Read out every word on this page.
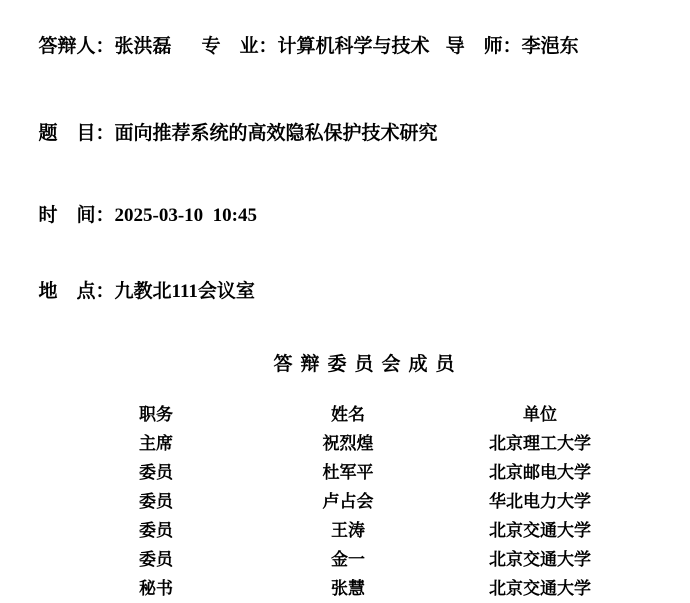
答辩人：张洪磊 专　业：计算机科学与技术 导　师：李浥东

题　目：面向推荐系统的高效隐私保护技术研究

时　间：2025-03-10  10:45

地　点：九教北111会议室

答辩委员会成员
职务	姓名	单位
主席	祝烈煌	北京理工大学
委员	杜军平	北京邮电大学
委员	卢占会	华北电力大学
委员	王涛	北京交通大学
委员	金一	北京交通大学
秘书	张慧	北京交通大学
■ ■ ■ ■ ■ ■ ■
## TO DO
Repeat the material above in full and exactly, apart from the pictures.

## OUTPUT BELOW
Read out every word on this page.
答辩人：张洪磊 专　业：计算机科学与技术 导　师：李浥东

题　目：面向推荐系统的高效隐私保护技术研究

时　间：2025-03-10  10:45

地　点：九教北111会议室

答辩委员会成员
职务	姓名	单位
主席	祝烈煌	北京理工大学
委员	杜军平	北京邮电大学
委员	卢占会	华北电力大学
委员	王涛	北京交通大学
委员	金一	北京交通大学
秘书	张慧	北京交通大学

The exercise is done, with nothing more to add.